AIM OF THE TASK
Single out each line with the word "Aladin" and copy it.

________________________________________

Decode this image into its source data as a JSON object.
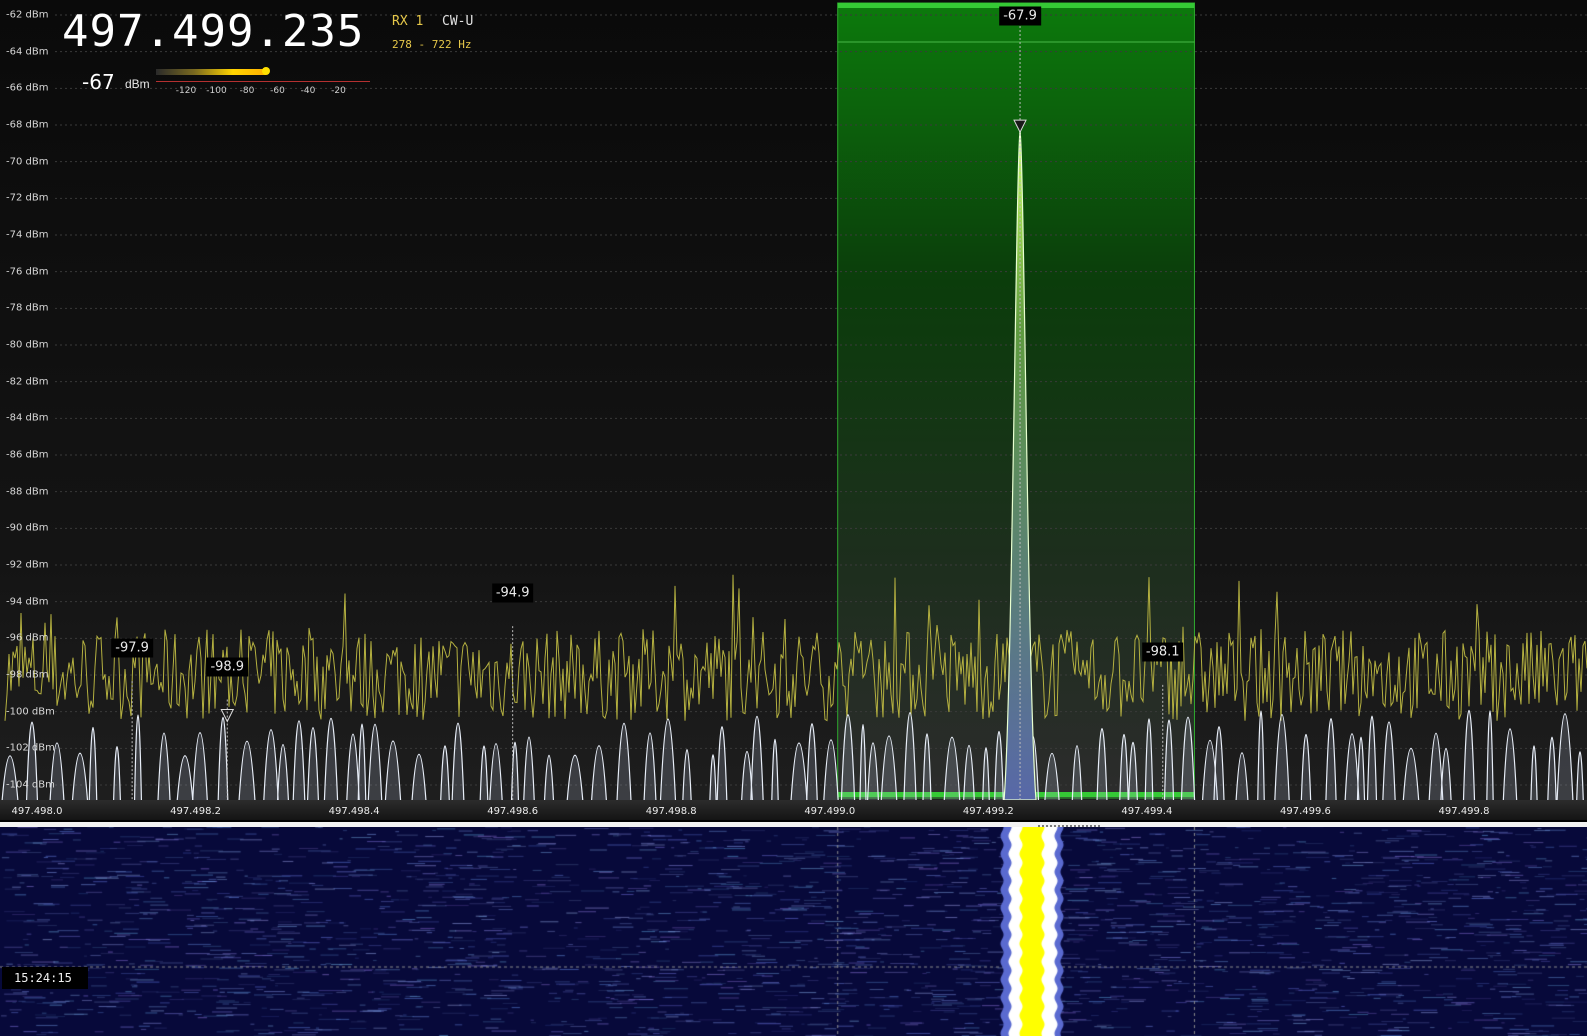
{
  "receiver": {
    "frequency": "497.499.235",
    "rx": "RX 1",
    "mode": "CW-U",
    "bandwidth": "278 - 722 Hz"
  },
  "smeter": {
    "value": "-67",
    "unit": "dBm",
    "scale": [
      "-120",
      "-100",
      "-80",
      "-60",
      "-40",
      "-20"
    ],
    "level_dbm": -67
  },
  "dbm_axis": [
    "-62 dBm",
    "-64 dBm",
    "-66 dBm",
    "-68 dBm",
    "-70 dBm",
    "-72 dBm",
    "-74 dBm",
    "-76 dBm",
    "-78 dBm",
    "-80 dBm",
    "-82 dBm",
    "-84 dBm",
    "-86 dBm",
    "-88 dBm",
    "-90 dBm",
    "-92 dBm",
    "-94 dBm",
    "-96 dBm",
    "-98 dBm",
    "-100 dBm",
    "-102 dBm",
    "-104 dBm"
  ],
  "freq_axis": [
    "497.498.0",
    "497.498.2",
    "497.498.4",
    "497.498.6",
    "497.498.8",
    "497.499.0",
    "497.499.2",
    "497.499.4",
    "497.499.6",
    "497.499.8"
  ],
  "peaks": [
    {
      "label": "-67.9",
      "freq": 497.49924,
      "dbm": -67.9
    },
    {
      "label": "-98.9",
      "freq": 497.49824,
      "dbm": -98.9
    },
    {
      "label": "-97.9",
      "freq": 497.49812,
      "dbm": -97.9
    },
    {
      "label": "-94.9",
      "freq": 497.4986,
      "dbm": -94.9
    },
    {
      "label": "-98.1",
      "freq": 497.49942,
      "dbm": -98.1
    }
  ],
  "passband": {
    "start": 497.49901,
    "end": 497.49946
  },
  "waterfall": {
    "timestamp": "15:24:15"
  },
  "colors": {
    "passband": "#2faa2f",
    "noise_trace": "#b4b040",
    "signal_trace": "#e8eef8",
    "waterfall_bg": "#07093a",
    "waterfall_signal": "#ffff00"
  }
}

________________________________________

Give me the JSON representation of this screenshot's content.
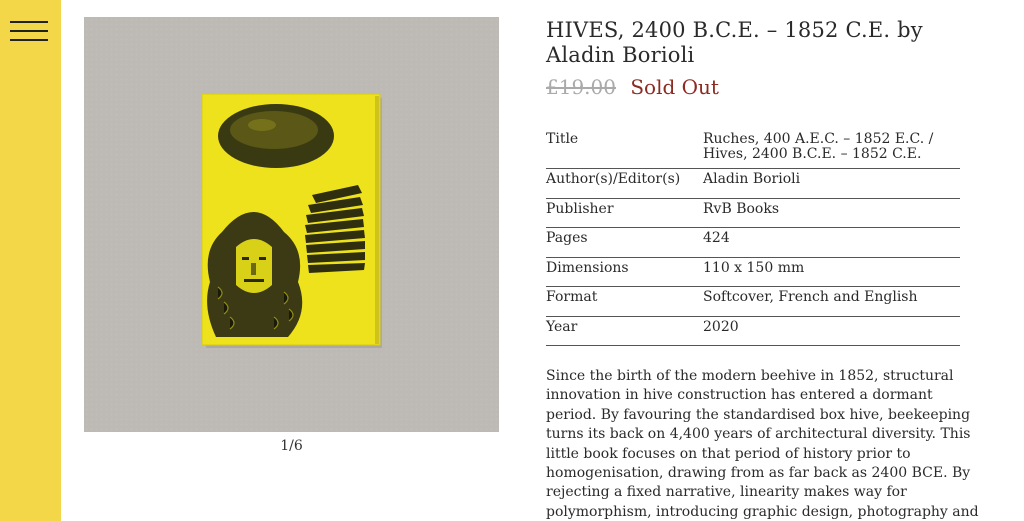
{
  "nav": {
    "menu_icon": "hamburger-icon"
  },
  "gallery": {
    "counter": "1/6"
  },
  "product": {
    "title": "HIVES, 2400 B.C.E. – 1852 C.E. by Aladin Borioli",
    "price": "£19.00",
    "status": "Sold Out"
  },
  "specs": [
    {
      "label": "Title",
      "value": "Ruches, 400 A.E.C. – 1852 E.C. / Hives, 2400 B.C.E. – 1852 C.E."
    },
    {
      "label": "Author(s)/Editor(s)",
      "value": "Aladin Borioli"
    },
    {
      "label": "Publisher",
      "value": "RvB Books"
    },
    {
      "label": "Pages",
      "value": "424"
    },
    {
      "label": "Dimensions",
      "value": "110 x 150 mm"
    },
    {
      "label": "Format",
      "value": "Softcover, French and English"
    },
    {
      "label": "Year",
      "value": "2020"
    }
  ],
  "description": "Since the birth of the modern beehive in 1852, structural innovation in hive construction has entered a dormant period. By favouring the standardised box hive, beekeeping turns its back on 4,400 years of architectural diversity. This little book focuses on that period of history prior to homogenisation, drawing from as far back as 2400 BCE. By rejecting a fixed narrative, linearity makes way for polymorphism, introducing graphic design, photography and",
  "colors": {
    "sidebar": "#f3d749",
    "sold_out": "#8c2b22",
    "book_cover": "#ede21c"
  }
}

________________________________________

ANSWER TO THE PROBLEM
    "title": "HIVES, 2400 B.C.E. – 1852 C.E. by Aladin Borioli",
      "value": "Aladin Borioli"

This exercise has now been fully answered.